* START *
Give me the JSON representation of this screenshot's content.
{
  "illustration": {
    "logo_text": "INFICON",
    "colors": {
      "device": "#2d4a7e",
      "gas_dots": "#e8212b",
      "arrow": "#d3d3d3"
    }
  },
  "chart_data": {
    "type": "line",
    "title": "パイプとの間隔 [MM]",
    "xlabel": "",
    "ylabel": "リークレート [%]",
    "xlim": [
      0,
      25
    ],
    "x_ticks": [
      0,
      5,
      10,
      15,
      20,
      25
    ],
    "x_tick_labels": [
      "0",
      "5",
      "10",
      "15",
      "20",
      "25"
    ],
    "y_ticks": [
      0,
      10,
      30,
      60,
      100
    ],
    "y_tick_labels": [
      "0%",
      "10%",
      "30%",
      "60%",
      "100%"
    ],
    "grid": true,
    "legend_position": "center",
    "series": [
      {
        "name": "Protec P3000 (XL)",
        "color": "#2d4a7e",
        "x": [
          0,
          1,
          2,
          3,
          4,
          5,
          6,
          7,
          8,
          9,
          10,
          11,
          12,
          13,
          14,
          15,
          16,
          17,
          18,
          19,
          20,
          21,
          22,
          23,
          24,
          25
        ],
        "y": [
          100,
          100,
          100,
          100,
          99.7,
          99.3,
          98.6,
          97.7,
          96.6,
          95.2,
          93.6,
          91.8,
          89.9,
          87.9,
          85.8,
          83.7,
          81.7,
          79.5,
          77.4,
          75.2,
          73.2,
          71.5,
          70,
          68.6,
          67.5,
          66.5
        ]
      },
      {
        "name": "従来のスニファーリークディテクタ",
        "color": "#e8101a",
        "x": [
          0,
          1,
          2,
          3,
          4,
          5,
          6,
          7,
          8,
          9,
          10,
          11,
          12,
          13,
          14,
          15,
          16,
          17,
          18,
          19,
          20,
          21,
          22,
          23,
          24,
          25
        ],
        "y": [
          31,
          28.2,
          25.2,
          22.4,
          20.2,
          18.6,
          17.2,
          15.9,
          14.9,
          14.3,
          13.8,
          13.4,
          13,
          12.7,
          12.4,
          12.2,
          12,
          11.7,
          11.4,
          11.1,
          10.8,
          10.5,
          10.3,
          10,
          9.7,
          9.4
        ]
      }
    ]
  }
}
* END *
What is needed: Pick every line with "name" in it and copy it.

Exercise answer:
        "name": "Protec P3000 (XL)",
        "name": "従来のスニファーリークディテクタ",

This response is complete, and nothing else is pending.